*JOB:*
Exact reproduction of the data is required, with images excluded.

*RECORD SET:*

==============================

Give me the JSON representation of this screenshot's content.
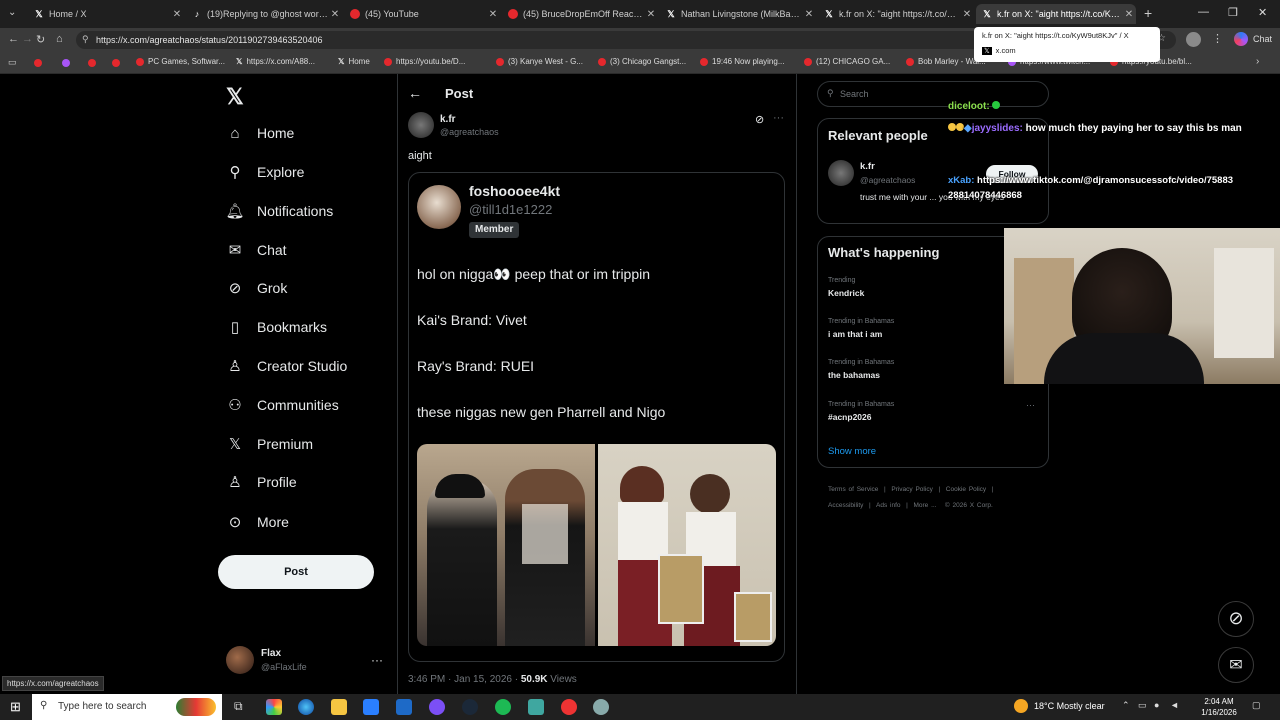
{
  "browser": {
    "tabs": [
      {
        "title": "Home / X",
        "icon": "x-logo-icon"
      },
      {
        "title": "(19)Replying to @ghost workers a",
        "icon": "tiktok-icon"
      },
      {
        "title": "(45) YouTube",
        "icon": "youtube-icon"
      },
      {
        "title": "(45) BruceDropEmOff Reacts to Ra",
        "icon": "youtube-icon"
      },
      {
        "title": "Nathan Livingstone (MilkBarTV) o",
        "icon": "x-logo-icon"
      },
      {
        "title": "k.fr on X: \"aight https://t.co/KyW9",
        "icon": "x-logo-icon"
      },
      {
        "title": "k.fr on X: \"aight https://t.co/KyW9",
        "icon": "x-logo-icon"
      }
    ],
    "tab_tooltip": {
      "title": "k.fr on X: \"aight https://t.co/KyW9ut8KJv\" / X",
      "domain": "x.com"
    },
    "url": "https://x.com/agreatchaos/status/2011902739463520406",
    "bookmarks": [
      "PC Games, Softwar...",
      "https://x.com/A88...",
      "Home",
      "https://youtu.be/D...",
      "(3) Kanye West - G...",
      "(3) Chicago Gangst...",
      "19:46 Now playing...",
      "(12) CHICAGO GA...",
      "Bob Marley - Wai...",
      "https://www.twitch...",
      "https://youtu.be/bl..."
    ],
    "chat_label": "Chat"
  },
  "nav": {
    "items": [
      {
        "label": "Home",
        "icon": "home-icon"
      },
      {
        "label": "Explore",
        "icon": "search-icon"
      },
      {
        "label": "Notifications",
        "icon": "bell-icon"
      },
      {
        "label": "Chat",
        "icon": "mail-icon"
      },
      {
        "label": "Grok",
        "icon": "grok-icon"
      },
      {
        "label": "Bookmarks",
        "icon": "bookmark-icon"
      },
      {
        "label": "Creator Studio",
        "icon": "creator-icon"
      },
      {
        "label": "Communities",
        "icon": "communities-icon"
      },
      {
        "label": "Premium",
        "icon": "x-logo-icon"
      },
      {
        "label": "Profile",
        "icon": "person-icon"
      },
      {
        "label": "More",
        "icon": "more-icon"
      }
    ],
    "post_label": "Post",
    "account": {
      "name": "Flax",
      "handle": "@aFlaxLife"
    }
  },
  "post": {
    "header": "Post",
    "author": {
      "name": "k.fr",
      "handle": "@agreatchaos"
    },
    "text": "aight",
    "quote": {
      "name": "foshoooee4kt",
      "handle": "@till1d1e1222",
      "badge": "Member",
      "lines": [
        "hol on nigga👀 peep that or im trippin",
        "Kai's Brand: Vivet",
        "Ray's Brand: RUEI",
        "these niggas new gen Pharrell and Nigo"
      ]
    },
    "meta": {
      "time": "3:46 PM · Jan 15, 2026 · ",
      "views": "50.9K",
      "views_label": " Views"
    }
  },
  "right": {
    "search_placeholder": "Search",
    "relevant": {
      "title": "Relevant people",
      "name": "k.fr",
      "handle": "@agreatchaos",
      "follow": "Follow",
      "bio": "trust me with your ... you with my eyes"
    },
    "happening": {
      "title": "What's happening",
      "trends": [
        {
          "context": "Trending",
          "name": "Kendrick"
        },
        {
          "context": "Trending in Bahamas",
          "name": "i am that i am"
        },
        {
          "context": "Trending in Bahamas",
          "name": "the bahamas"
        },
        {
          "context": "Trending in Bahamas",
          "name": "#acnp2026"
        }
      ],
      "show_more": "Show more"
    },
    "footer": [
      "Terms of Service",
      "|",
      "Privacy Policy",
      "|",
      "Cookie Policy",
      "|",
      "Accessibility",
      "|",
      "Ads info",
      "|",
      "More ...",
      "© 2026 X Corp."
    ]
  },
  "overlay_chat": [
    {
      "user": "diceloot:",
      "msg": "",
      "color": "#8be04e"
    },
    {
      "user": "jayyslides:",
      "msg": " how much they paying her to say this bs man",
      "color": "#9b6cff"
    },
    {
      "user": "xKab:",
      "msg": " https://www.tiktok.com/@djramonsucessofc/video/75883 28814078446868",
      "color": "#4aa3ff"
    }
  ],
  "status_url": "https://x.com/agreatchaos",
  "taskbar": {
    "search_placeholder": "Type here to search",
    "weather": "18°C  Mostly clear",
    "time": "2:04 AM",
    "date": "1/16/2026"
  },
  "colors": {
    "bg": "#000000",
    "text": "#e7e9ea",
    "muted": "#71767b",
    "border": "#2f3336",
    "link": "#1d9bf0"
  }
}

==============================

*FINAL RESULT:*
Give me the JSON representation of this screenshot's content.
{
  "browser": {
    "tabs": [
      {
        "title": "Home / X",
        "icon": "x-logo-icon"
      },
      {
        "title": "(19)Replying to @ghost workers a",
        "icon": "tiktok-icon"
      },
      {
        "title": "(45) YouTube",
        "icon": "youtube-icon"
      },
      {
        "title": "(45) BruceDropEmOff Reacts to Ra",
        "icon": "youtube-icon"
      },
      {
        "title": "Nathan Livingstone (MilkBarTV) o",
        "icon": "x-logo-icon"
      },
      {
        "title": "k.fr on X: \"aight https://t.co/KyW9",
        "icon": "x-logo-icon"
      },
      {
        "title": "k.fr on X: \"aight https://t.co/KyW9",
        "icon": "x-logo-icon"
      }
    ],
    "tab_tooltip": {
      "title": "k.fr on X: \"aight https://t.co/KyW9ut8KJv\" / X",
      "domain": "x.com"
    },
    "url": "https://x.com/agreatchaos/status/2011902739463520406",
    "bookmarks": [
      "PC Games, Softwar...",
      "https://x.com/A88...",
      "Home",
      "https://youtu.be/D...",
      "(3) Kanye West - G...",
      "(3) Chicago Gangst...",
      "19:46 Now playing...",
      "(12) CHICAGO GA...",
      "Bob Marley - Wai...",
      "https://www.twitch...",
      "https://youtu.be/bl..."
    ],
    "chat_label": "Chat"
  },
  "nav": {
    "items": [
      {
        "label": "Home",
        "icon": "home-icon"
      },
      {
        "label": "Explore",
        "icon": "search-icon"
      },
      {
        "label": "Notifications",
        "icon": "bell-icon"
      },
      {
        "label": "Chat",
        "icon": "mail-icon"
      },
      {
        "label": "Grok",
        "icon": "grok-icon"
      },
      {
        "label": "Bookmarks",
        "icon": "bookmark-icon"
      },
      {
        "label": "Creator Studio",
        "icon": "creator-icon"
      },
      {
        "label": "Communities",
        "icon": "communities-icon"
      },
      {
        "label": "Premium",
        "icon": "x-logo-icon"
      },
      {
        "label": "Profile",
        "icon": "person-icon"
      },
      {
        "label": "More",
        "icon": "more-icon"
      }
    ],
    "post_label": "Post",
    "account": {
      "name": "Flax",
      "handle": "@aFlaxLife"
    }
  },
  "post": {
    "header": "Post",
    "author": {
      "name": "k.fr",
      "handle": "@agreatchaos"
    },
    "text": "aight",
    "quote": {
      "name": "foshoooee4kt",
      "handle": "@till1d1e1222",
      "badge": "Member",
      "lines": [
        "hol on nigga👀 peep that or im trippin",
        "Kai's Brand: Vivet",
        "Ray's Brand: RUEI",
        "these niggas new gen Pharrell and Nigo"
      ]
    },
    "meta": {
      "time": "3:46 PM · Jan 15, 2026 · ",
      "views": "50.9K",
      "views_label": " Views"
    }
  },
  "right": {
    "search_placeholder": "Search",
    "relevant": {
      "title": "Relevant people",
      "name": "k.fr",
      "handle": "@agreatchaos",
      "follow": "Follow",
      "bio": "trust me with your ... you with my eyes"
    },
    "happening": {
      "title": "What's happening",
      "trends": [
        {
          "context": "Trending",
          "name": "Kendrick"
        },
        {
          "context": "Trending in Bahamas",
          "name": "i am that i am"
        },
        {
          "context": "Trending in Bahamas",
          "name": "the bahamas"
        },
        {
          "context": "Trending in Bahamas",
          "name": "#acnp2026"
        }
      ],
      "show_more": "Show more"
    },
    "footer": [
      "Terms of Service",
      "|",
      "Privacy Policy",
      "|",
      "Cookie Policy",
      "|",
      "Accessibility",
      "|",
      "Ads info",
      "|",
      "More ...",
      "© 2026 X Corp."
    ]
  },
  "overlay_chat": [
    {
      "user": "diceloot:",
      "msg": "",
      "color": "#8be04e"
    },
    {
      "user": "jayyslides:",
      "msg": " how much they paying her to say this bs man",
      "color": "#9b6cff"
    },
    {
      "user": "xKab:",
      "msg": " https://www.tiktok.com/@djramonsucessofc/video/75883 28814078446868",
      "color": "#4aa3ff"
    }
  ],
  "status_url": "https://x.com/agreatchaos",
  "taskbar": {
    "search_placeholder": "Type here to search",
    "weather": "18°C  Mostly clear",
    "time": "2:04 AM",
    "date": "1/16/2026"
  },
  "colors": {
    "bg": "#000000",
    "text": "#e7e9ea",
    "muted": "#71767b",
    "border": "#2f3336",
    "link": "#1d9bf0"
  }
}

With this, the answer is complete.